WORK TO DO:
Repeat the data word for word. Do not include the pictures.

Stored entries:
+ + + + + + +

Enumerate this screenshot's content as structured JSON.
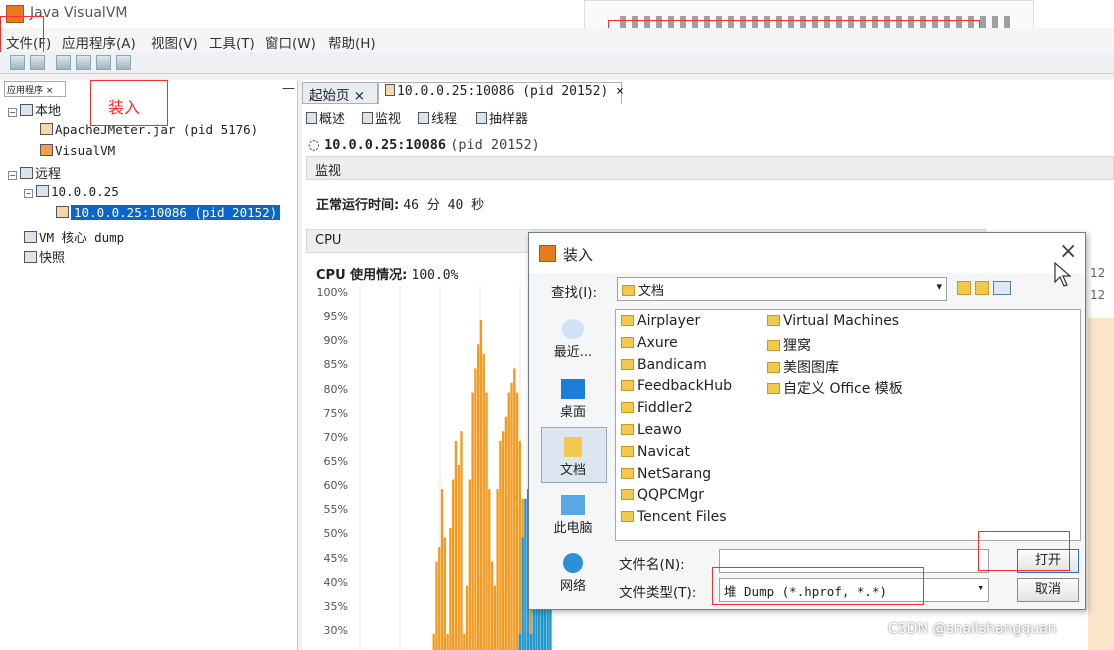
{
  "window": {
    "title": "Java VisualVM"
  },
  "menu": [
    "文件(F)",
    "应用程序(A)",
    "视图(V)",
    "工具(T)",
    "窗口(W)",
    "帮助(H)"
  ],
  "left_panel": {
    "tab": "应用程序",
    "tree": [
      {
        "label": "本地"
      },
      {
        "label": "ApacheJMeter.jar (pid 5176)"
      },
      {
        "label": "VisualVM"
      },
      {
        "label": "远程"
      },
      {
        "label": "10.0.0.25"
      },
      {
        "label": "10.0.0.25:10086 (pid 20152)"
      },
      {
        "label": "VM 核心 dump"
      },
      {
        "label": "快照"
      }
    ]
  },
  "annotation": {
    "load_label": "装入"
  },
  "tabs": {
    "start": "起始页",
    "process": "10.0.0.25:10086 (pid 20152)"
  },
  "subtabs": [
    "概述",
    "监视",
    "线程",
    "抽样器"
  ],
  "monitor": {
    "header": "10.0.0.25:10086",
    "header_pid": "(pid 20152)",
    "section": "监视",
    "uptime_label": "正常运行时间:",
    "uptime_value": "46 分 40 秒",
    "cpu_section": "CPU",
    "cpu_usage_label": "CPU 使用情况:",
    "cpu_usage_value": "100.0%"
  },
  "chart_data": {
    "type": "area",
    "ytick_labels": [
      "100%",
      "95%",
      "90%",
      "85%",
      "80%",
      "75%",
      "70%",
      "65%",
      "60%",
      "55%",
      "50%",
      "45%",
      "40%",
      "35%",
      "30%"
    ],
    "ylim": [
      30,
      100
    ],
    "series": [
      {
        "color": "#f29a21",
        "values": [
          0,
          0,
          0,
          0,
          0,
          0,
          0,
          0,
          0,
          0,
          0,
          0,
          0,
          0,
          0,
          0,
          0,
          0,
          0,
          0,
          0,
          0,
          0,
          0,
          0,
          0,
          0,
          0,
          0,
          30,
          45,
          48,
          60,
          50,
          30,
          52,
          62,
          70,
          65,
          72,
          30,
          40,
          62,
          80,
          85,
          90,
          95,
          88,
          80,
          60,
          45,
          40,
          60,
          70,
          72,
          75,
          80,
          82,
          85,
          80,
          70,
          58,
          30,
          40,
          55,
          62,
          70,
          75,
          80,
          85,
          90,
          88
        ]
      },
      {
        "color": "#1b98d8",
        "values": [
          0,
          0,
          0,
          0,
          0,
          0,
          0,
          0,
          0,
          0,
          0,
          0,
          0,
          0,
          0,
          0,
          0,
          0,
          0,
          0,
          0,
          0,
          0,
          0,
          0,
          0,
          0,
          0,
          0,
          0,
          0,
          0,
          0,
          0,
          0,
          0,
          0,
          0,
          0,
          0,
          0,
          0,
          0,
          0,
          0,
          0,
          0,
          0,
          0,
          0,
          0,
          0,
          0,
          0,
          0,
          0,
          0,
          0,
          0,
          0,
          30,
          50,
          58,
          60,
          30,
          40,
          55,
          60,
          65,
          68,
          72,
          60
        ]
      }
    ]
  },
  "right_edge_text": "12",
  "dialog": {
    "title": "装入",
    "look_in_label": "查找(I):",
    "look_in_value": "文档",
    "places": [
      "最近...",
      "桌面",
      "文档",
      "此电脑",
      "网络"
    ],
    "files_col1": [
      "Airplayer",
      "Axure",
      "Bandicam",
      "FeedbackHub",
      "Fiddler2",
      "Leawo",
      "Navicat",
      "NetSarang",
      "QQPCMgr",
      "Tencent Files"
    ],
    "files_col2": [
      "Virtual Machines",
      "狸窝",
      "美图图库",
      "自定义 Office 模板"
    ],
    "filename_label": "文件名(N):",
    "filename_value": "",
    "filetype_label": "文件类型(T):",
    "filetype_value": "堆 Dump (*.hprof, *.*)",
    "open_button": "打开",
    "cancel_button": "取消"
  },
  "watermark": "CSDN @snailshangquan"
}
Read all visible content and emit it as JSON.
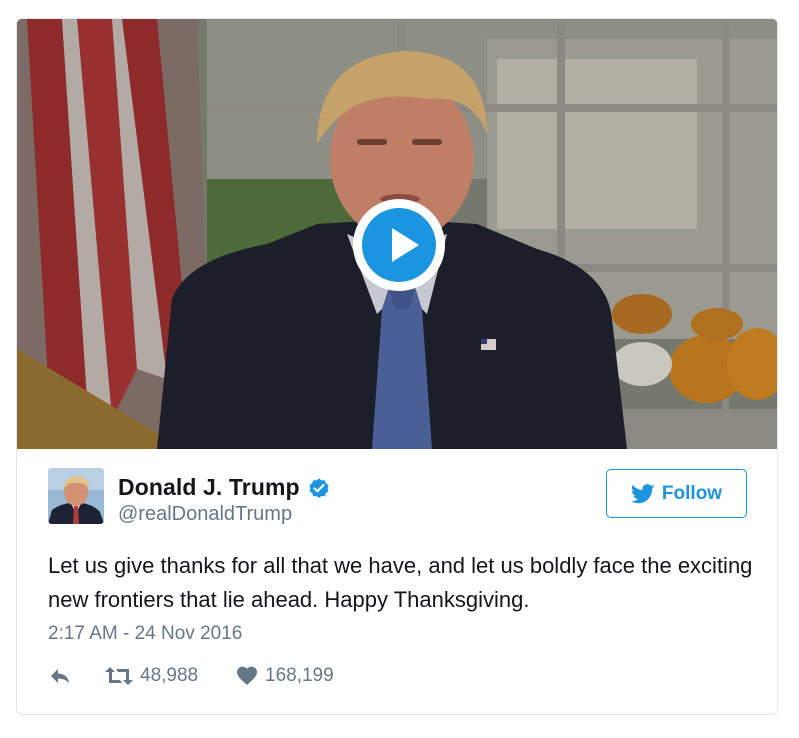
{
  "media": {
    "type": "video",
    "play_icon": "play-icon",
    "colors": {
      "play_button": "#1b95e0"
    }
  },
  "author": {
    "name": "Donald J. Trump",
    "handle": "@realDonaldTrump",
    "verified_icon": "verified-badge-icon"
  },
  "follow_button": {
    "label": "Follow",
    "icon": "twitter-bird-icon"
  },
  "tweet": {
    "text": "Let us give thanks for all that we have, and let us boldly face the exciting new frontiers that lie ahead. Happy Thanksgiving.",
    "timestamp": "2:17 AM - 24 Nov 2016"
  },
  "actions": {
    "reply_icon": "reply-icon",
    "retweet_icon": "retweet-icon",
    "retweet_count": "48,988",
    "like_icon": "heart-icon",
    "like_count": "168,199"
  },
  "colors": {
    "accent": "#1b95e0",
    "text": "#14171a",
    "secondary_text": "#657786",
    "border": "#e1e8ed"
  }
}
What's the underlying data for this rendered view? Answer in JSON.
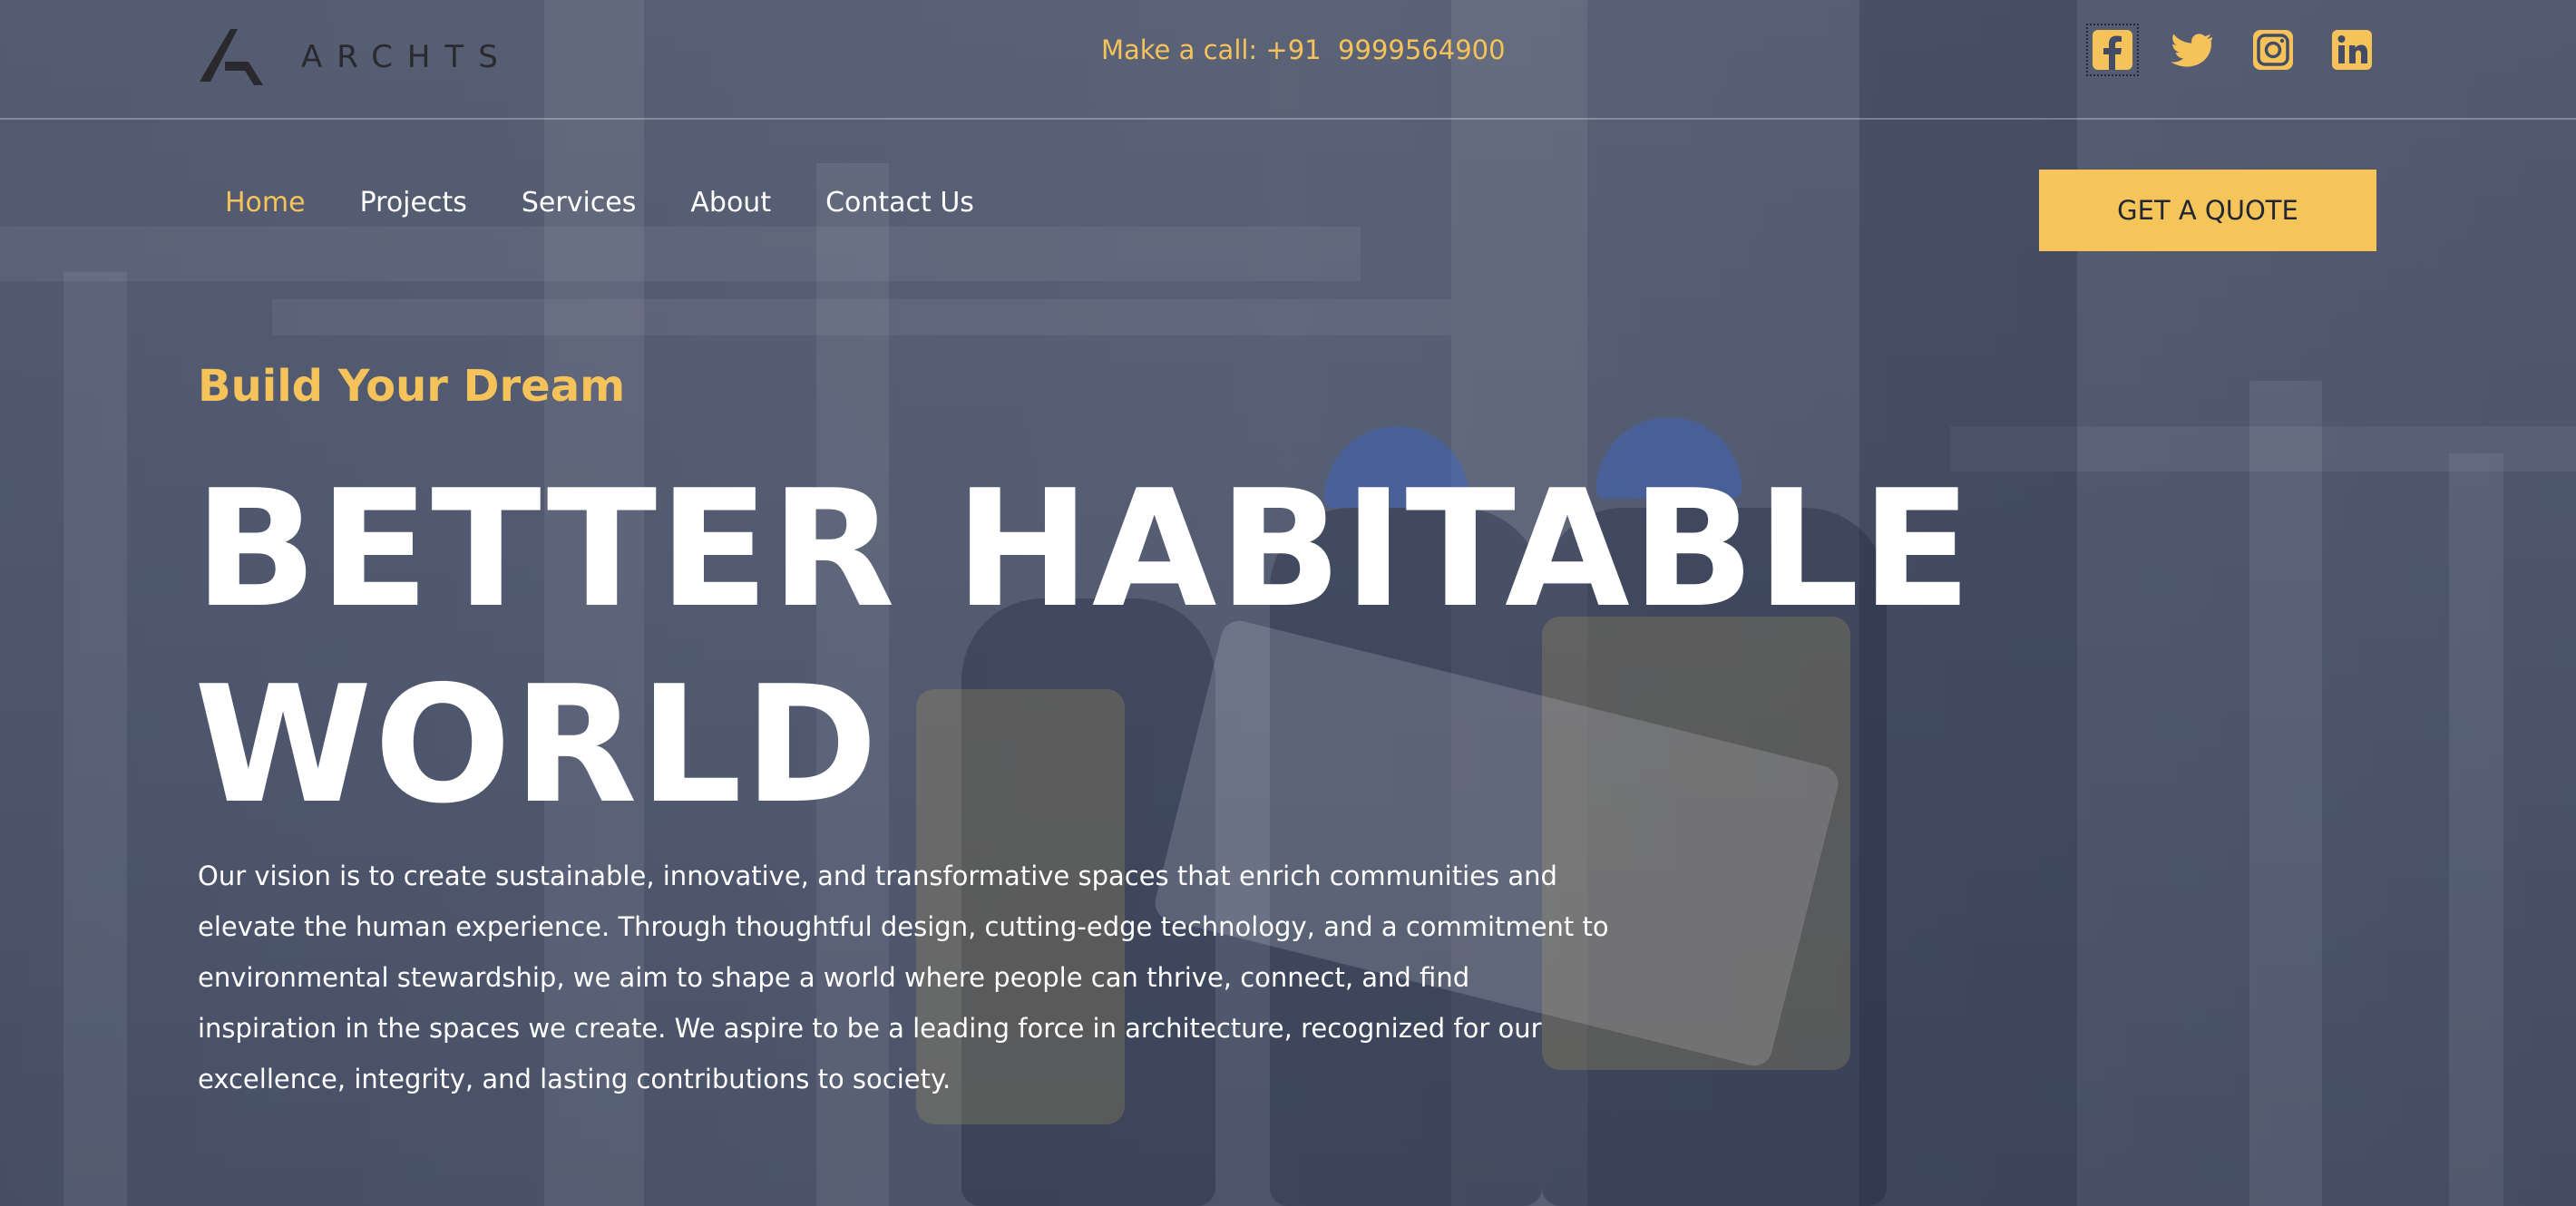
{
  "brand": {
    "name": "ARCHTS"
  },
  "contact": {
    "call_text": "Make a call: +91  9999564900"
  },
  "social": [
    {
      "icon": "facebook-icon"
    },
    {
      "icon": "twitter-icon"
    },
    {
      "icon": "instagram-icon"
    },
    {
      "icon": "linkedin-icon"
    }
  ],
  "nav": {
    "items": [
      {
        "label": "Home",
        "active": true
      },
      {
        "label": "Projects"
      },
      {
        "label": "Services"
      },
      {
        "label": "About"
      },
      {
        "label": "Contact Us"
      }
    ],
    "cta_label": "GET A QUOTE"
  },
  "hero": {
    "tagline": "Build Your Dream",
    "headline_line1": "BETTER HABITABLE",
    "headline_line2": "WORLD",
    "vision": "Our vision is to create sustainable, innovative, and transformative spaces that enrich communities and elevate the human experience. Through thoughtful design, cutting-edge technology, and a commitment to environmental stewardship, we aim to shape a world where people can thrive, connect, and find inspiration in the spaces we create. We aspire to be a leading force in architecture, recognized for our excellence, integrity, and lasting contributions to society."
  },
  "colors": {
    "accent": "#f5c35a",
    "overlay": "#434c64",
    "text": "#ffffff",
    "logo": "#2a2a2e"
  }
}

+ + + + + + +

TASK RESULT:
Enumerate this screenshot's content as structured JSON.
{
  "window": {
    "title": "Java VisualVM"
  },
  "menu": [
    "文件(F)",
    "应用程序(A)",
    "视图(V)",
    "工具(T)",
    "窗口(W)",
    "帮助(H)"
  ],
  "left_panel": {
    "tab": "应用程序",
    "tree": [
      {
        "label": "本地"
      },
      {
        "label": "ApacheJMeter.jar (pid 5176)"
      },
      {
        "label": "VisualVM"
      },
      {
        "label": "远程"
      },
      {
        "label": "10.0.0.25"
      },
      {
        "label": "10.0.0.25:10086 (pid 20152)"
      },
      {
        "label": "VM 核心 dump"
      },
      {
        "label": "快照"
      }
    ]
  },
  "annotation": {
    "load_label": "装入"
  },
  "tabs": {
    "start": "起始页",
    "process": "10.0.0.25:10086 (pid 20152)"
  },
  "subtabs": [
    "概述",
    "监视",
    "线程",
    "抽样器"
  ],
  "monitor": {
    "header": "10.0.0.25:10086",
    "header_pid": "(pid 20152)",
    "section": "监视",
    "uptime_label": "正常运行时间:",
    "uptime_value": "46 分 40 秒",
    "cpu_section": "CPU",
    "cpu_usage_label": "CPU 使用情况:",
    "cpu_usage_value": "100.0%"
  },
  "chart_data": {
    "type": "area",
    "ytick_labels": [
      "100%",
      "95%",
      "90%",
      "85%",
      "80%",
      "75%",
      "70%",
      "65%",
      "60%",
      "55%",
      "50%",
      "45%",
      "40%",
      "35%",
      "30%"
    ],
    "ylim": [
      30,
      100
    ],
    "series": [
      {
        "color": "#f29a21",
        "values": [
          0,
          0,
          0,
          0,
          0,
          0,
          0,
          0,
          0,
          0,
          0,
          0,
          0,
          0,
          0,
          0,
          0,
          0,
          0,
          0,
          0,
          0,
          0,
          0,
          0,
          0,
          0,
          0,
          0,
          30,
          45,
          48,
          60,
          50,
          30,
          52,
          62,
          70,
          65,
          72,
          30,
          40,
          62,
          80,
          85,
          90,
          95,
          88,
          80,
          60,
          45,
          40,
          60,
          70,
          72,
          75,
          80,
          82,
          85,
          80,
          70,
          58,
          30,
          40,
          55,
          62,
          70,
          75,
          80,
          85,
          90,
          88
        ]
      },
      {
        "color": "#1b98d8",
        "values": [
          0,
          0,
          0,
          0,
          0,
          0,
          0,
          0,
          0,
          0,
          0,
          0,
          0,
          0,
          0,
          0,
          0,
          0,
          0,
          0,
          0,
          0,
          0,
          0,
          0,
          0,
          0,
          0,
          0,
          0,
          0,
          0,
          0,
          0,
          0,
          0,
          0,
          0,
          0,
          0,
          0,
          0,
          0,
          0,
          0,
          0,
          0,
          0,
          0,
          0,
          0,
          0,
          0,
          0,
          0,
          0,
          0,
          0,
          0,
          0,
          30,
          50,
          58,
          60,
          30,
          40,
          55,
          60,
          65,
          68,
          72,
          60
        ]
      }
    ]
  },
  "right_edge_text": "12",
  "dialog": {
    "title": "装入",
    "look_in_label": "查找(I):",
    "look_in_value": "文档",
    "places": [
      "最近...",
      "桌面",
      "文档",
      "此电脑",
      "网络"
    ],
    "files_col1": [
      "Airplayer",
      "Axure",
      "Bandicam",
      "FeedbackHub",
      "Fiddler2",
      "Leawo",
      "Navicat",
      "NetSarang",
      "QQPCMgr",
      "Tencent Files"
    ],
    "files_col2": [
      "Virtual Machines",
      "狸窝",
      "美图图库",
      "自定义 Office 模板"
    ],
    "filename_label": "文件名(N):",
    "filename_value": "",
    "filetype_label": "文件类型(T):",
    "filetype_value": "堆 Dump (*.hprof, *.*)",
    "open_button": "打开",
    "cancel_button": "取消"
  },
  "watermark": "CSDN @snailshangquan"
}
Read all visible content and emit it as JSON.
{
  "media": {
    "type": "video",
    "play_icon": "play-icon",
    "colors": {
      "play_button": "#1b95e0"
    }
  },
  "author": {
    "name": "Donald J. Trump",
    "handle": "@realDonaldTrump",
    "verified_icon": "verified-badge-icon"
  },
  "follow_button": {
    "label": "Follow",
    "icon": "twitter-bird-icon"
  },
  "tweet": {
    "text": "Let us give thanks for all that we have, and let us boldly face the exciting new frontiers that lie ahead. Happy Thanksgiving.",
    "timestamp": "2:17 AM - 24 Nov 2016"
  },
  "actions": {
    "reply_icon": "reply-icon",
    "retweet_icon": "retweet-icon",
    "retweet_count": "48,988",
    "like_icon": "heart-icon",
    "like_count": "168,199"
  },
  "colors": {
    "accent": "#1b95e0",
    "text": "#14171a",
    "secondary_text": "#657786",
    "border": "#e1e8ed"
  }
}
What's the underlying data for this rendered view? Answer in JSON.
{
  "brand": {
    "name": "ARCHTS"
  },
  "contact": {
    "call_text": "Make a call: +91  9999564900"
  },
  "social": [
    {
      "icon": "facebook-icon"
    },
    {
      "icon": "twitter-icon"
    },
    {
      "icon": "instagram-icon"
    },
    {
      "icon": "linkedin-icon"
    }
  ],
  "nav": {
    "items": [
      {
        "label": "Home",
        "active": true
      },
      {
        "label": "Projects"
      },
      {
        "label": "Services"
      },
      {
        "label": "About"
      },
      {
        "label": "Contact Us"
      }
    ],
    "cta_label": "GET A QUOTE"
  },
  "hero": {
    "tagline": "Build Your Dream",
    "headline_line1": "BETTER HABITABLE",
    "headline_line2": "WORLD",
    "vision": "Our vision is to create sustainable, innovative, and transformative spaces that enrich communities and elevate the human experience. Through thoughtful design, cutting-edge technology, and a commitment to environmental stewardship, we aim to shape a world where people can thrive, connect, and find inspiration in the spaces we create. We aspire to be a leading force in architecture, recognized for our excellence, integrity, and lasting contributions to society."
  },
  "colors": {
    "accent": "#f5c35a",
    "overlay": "#434c64",
    "text": "#ffffff",
    "logo": "#2a2a2e"
  }
}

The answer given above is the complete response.